[Task brief] In the listing below, identify each line with the word "subtitle" and return those lines.

[Records for this exercise]
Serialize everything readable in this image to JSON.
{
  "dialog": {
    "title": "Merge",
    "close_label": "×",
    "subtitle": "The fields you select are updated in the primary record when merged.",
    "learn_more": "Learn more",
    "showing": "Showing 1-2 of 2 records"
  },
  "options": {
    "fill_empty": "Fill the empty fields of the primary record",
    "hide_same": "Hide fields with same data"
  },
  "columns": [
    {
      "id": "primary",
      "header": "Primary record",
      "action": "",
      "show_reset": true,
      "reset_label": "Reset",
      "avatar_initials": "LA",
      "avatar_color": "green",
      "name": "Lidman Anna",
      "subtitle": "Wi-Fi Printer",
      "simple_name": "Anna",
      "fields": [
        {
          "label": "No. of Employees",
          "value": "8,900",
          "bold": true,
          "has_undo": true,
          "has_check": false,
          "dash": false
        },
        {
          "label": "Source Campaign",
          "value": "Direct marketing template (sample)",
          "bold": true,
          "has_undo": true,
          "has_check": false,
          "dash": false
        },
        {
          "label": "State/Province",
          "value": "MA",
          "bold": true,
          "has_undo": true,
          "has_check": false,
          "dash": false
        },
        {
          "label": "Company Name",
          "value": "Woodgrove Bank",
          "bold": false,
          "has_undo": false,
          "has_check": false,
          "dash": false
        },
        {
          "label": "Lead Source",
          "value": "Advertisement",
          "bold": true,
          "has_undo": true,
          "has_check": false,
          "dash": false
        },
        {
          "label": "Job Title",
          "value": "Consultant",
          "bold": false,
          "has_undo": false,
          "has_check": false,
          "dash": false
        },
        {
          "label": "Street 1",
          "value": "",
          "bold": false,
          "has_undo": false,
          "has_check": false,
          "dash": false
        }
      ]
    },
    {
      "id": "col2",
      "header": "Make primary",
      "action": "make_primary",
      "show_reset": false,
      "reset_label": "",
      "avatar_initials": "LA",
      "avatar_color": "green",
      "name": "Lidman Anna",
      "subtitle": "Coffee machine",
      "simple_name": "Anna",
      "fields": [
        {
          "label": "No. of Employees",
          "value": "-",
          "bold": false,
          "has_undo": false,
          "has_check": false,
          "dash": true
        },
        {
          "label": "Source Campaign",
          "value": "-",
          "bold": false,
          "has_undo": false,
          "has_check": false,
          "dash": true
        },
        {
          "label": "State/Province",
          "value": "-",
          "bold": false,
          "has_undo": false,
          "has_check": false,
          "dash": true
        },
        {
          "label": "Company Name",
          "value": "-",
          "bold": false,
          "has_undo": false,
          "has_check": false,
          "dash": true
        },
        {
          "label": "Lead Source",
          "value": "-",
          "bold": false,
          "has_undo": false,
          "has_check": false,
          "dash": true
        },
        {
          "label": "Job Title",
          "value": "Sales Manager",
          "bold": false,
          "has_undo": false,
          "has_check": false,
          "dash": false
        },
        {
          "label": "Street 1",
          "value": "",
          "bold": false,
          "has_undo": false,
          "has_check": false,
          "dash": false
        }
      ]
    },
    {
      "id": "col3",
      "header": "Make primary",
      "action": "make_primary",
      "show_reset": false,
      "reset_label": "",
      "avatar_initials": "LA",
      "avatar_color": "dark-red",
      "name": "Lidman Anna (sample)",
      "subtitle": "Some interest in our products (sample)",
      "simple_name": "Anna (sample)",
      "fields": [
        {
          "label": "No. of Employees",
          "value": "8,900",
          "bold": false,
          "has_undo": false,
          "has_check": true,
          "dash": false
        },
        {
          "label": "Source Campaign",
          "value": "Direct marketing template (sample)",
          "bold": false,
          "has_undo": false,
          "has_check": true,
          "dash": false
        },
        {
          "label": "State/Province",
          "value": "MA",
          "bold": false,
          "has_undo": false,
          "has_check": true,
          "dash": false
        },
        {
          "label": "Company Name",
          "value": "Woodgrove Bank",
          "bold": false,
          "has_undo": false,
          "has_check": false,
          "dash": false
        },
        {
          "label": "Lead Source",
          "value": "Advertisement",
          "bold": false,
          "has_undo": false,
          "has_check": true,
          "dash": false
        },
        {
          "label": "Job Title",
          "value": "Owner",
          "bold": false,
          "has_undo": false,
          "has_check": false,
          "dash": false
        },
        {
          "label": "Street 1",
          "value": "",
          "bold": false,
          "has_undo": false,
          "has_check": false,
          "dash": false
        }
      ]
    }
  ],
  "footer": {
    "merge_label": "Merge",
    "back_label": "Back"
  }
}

[Solved problem]
    "subtitle": "The fields you select are updated in the primary record when merged.",
      "subtitle": "Wi-Fi Printer",
      "subtitle": "Coffee machine",
      "subtitle": "Some interest in our products (sample)",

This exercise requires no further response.